Your instructions
Print verbatim every line starting at the one that contains "Convert this document image to plain text." and ending at the final line of the records; include both endpoints.

═══ Records ═══

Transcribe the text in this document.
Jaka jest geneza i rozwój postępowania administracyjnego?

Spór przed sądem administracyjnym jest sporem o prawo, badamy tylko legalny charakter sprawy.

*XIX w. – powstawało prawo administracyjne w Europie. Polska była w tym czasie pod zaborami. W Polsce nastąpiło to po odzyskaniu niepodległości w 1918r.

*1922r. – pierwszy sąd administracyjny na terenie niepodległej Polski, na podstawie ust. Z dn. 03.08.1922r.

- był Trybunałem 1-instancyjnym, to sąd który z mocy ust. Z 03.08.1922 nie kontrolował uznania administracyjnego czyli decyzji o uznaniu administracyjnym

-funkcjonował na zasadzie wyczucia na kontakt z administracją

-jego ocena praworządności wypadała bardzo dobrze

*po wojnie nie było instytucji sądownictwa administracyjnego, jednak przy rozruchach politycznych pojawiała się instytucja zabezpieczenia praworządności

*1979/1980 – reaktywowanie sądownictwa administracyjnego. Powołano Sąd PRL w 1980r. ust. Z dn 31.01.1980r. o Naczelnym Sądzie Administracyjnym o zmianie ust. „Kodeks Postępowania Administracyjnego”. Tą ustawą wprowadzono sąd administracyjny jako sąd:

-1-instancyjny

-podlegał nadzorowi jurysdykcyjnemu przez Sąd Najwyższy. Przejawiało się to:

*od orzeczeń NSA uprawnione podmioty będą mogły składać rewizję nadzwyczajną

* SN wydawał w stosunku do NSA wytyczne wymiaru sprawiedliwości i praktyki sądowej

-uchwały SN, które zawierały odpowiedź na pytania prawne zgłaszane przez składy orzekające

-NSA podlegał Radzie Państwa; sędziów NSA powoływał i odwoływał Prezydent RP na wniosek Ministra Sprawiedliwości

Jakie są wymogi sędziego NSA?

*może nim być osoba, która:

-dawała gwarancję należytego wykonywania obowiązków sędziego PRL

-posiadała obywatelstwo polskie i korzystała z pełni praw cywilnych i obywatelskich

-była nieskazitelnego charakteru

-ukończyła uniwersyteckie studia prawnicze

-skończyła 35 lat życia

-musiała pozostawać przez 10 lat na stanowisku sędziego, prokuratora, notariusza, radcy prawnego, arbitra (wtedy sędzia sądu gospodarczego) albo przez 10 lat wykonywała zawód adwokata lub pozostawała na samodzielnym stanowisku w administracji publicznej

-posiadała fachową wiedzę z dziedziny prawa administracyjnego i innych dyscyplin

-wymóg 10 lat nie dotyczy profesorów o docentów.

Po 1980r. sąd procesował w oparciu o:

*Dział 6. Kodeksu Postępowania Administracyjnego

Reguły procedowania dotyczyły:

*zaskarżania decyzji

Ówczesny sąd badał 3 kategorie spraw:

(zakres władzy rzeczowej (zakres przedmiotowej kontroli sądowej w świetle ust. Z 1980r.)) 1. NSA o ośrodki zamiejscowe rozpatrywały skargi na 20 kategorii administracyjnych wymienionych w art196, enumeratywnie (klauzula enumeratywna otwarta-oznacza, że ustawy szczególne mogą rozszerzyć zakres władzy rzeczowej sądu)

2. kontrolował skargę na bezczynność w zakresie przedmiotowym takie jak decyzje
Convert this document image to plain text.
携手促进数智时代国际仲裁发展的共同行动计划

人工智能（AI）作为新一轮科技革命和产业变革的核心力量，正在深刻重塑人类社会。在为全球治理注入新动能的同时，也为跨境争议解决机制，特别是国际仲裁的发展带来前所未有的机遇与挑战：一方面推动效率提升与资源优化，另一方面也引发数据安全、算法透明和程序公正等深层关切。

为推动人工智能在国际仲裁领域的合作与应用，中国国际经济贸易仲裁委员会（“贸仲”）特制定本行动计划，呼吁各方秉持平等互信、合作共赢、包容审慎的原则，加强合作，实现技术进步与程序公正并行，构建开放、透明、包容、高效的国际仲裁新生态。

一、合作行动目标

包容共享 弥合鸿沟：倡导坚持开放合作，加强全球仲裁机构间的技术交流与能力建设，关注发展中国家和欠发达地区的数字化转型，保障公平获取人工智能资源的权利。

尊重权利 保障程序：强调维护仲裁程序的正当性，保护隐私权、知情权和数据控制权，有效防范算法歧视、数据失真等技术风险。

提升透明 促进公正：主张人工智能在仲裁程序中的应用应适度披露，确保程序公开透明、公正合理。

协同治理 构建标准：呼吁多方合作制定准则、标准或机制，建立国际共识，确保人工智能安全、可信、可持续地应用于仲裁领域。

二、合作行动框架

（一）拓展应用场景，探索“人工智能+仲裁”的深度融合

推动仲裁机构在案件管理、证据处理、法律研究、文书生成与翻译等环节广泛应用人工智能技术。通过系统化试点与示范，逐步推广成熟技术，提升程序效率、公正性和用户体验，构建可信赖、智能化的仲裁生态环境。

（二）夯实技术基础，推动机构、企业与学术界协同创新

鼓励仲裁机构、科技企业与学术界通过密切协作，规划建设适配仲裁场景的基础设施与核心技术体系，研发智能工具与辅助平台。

═══

Solution below
Convert this document image to plain text.
携手促进数智时代国际仲裁发展的共同行动计划

人工智能（AI）作为新一轮科技革命和产业变革的核心力量，正在深刻重塑人类社会。在为全球治理注入新动能的同时，也为跨境争议解决机制，特别是国际仲裁的发展带来前所未有的机遇与挑战：一方面推动效率提升与资源优化，另一方面也引发数据安全、算法透明和程序公正等深层关切。

为推动人工智能在国际仲裁领域的合作与应用，中国国际经济贸易仲裁委员会（“贸仲”）特制定本行动计划，呼吁各方秉持平等互信、合作共赢、包容审慎的原则，加强合作，实现技术进步与程序公正并行，构建开放、透明、包容、高效的国际仲裁新生态。

一、合作行动目标

包容共享 弥合鸿沟：倡导坚持开放合作，加强全球仲裁机构间的技术交流与能力建设，关注发展中国家和欠发达地区的数字化转型，保障公平获取人工智能资源的权利。

尊重权利 保障程序：强调维护仲裁程序的正当性，保护隐私权、知情权和数据控制权，有效防范算法歧视、数据失真等技术风险。

提升透明 促进公正：主张人工智能在仲裁程序中的应用应适度披露，确保程序公开透明、公正合理。

协同治理 构建标准：呼吁多方合作制定准则、标准或机制，建立国际共识，确保人工智能安全、可信、可持续地应用于仲裁领域。

二、合作行动框架

（一）拓展应用场景，探索“人工智能+仲裁”的深度融合

推动仲裁机构在案件管理、证据处理、法律研究、文书生成与翻译等环节广泛应用人工智能技术。通过系统化试点与示范，逐步推广成熟技术，提升程序效率、公正性和用户体验，构建可信赖、智能化的仲裁生态环境。

（二）夯实技术基础，推动机构、企业与学术界协同创新

鼓励仲裁机构、科技企业与学术界通过密切协作，规划建设适配仲裁场景的基础设施与核心技术体系，研发智能工具与辅助平台。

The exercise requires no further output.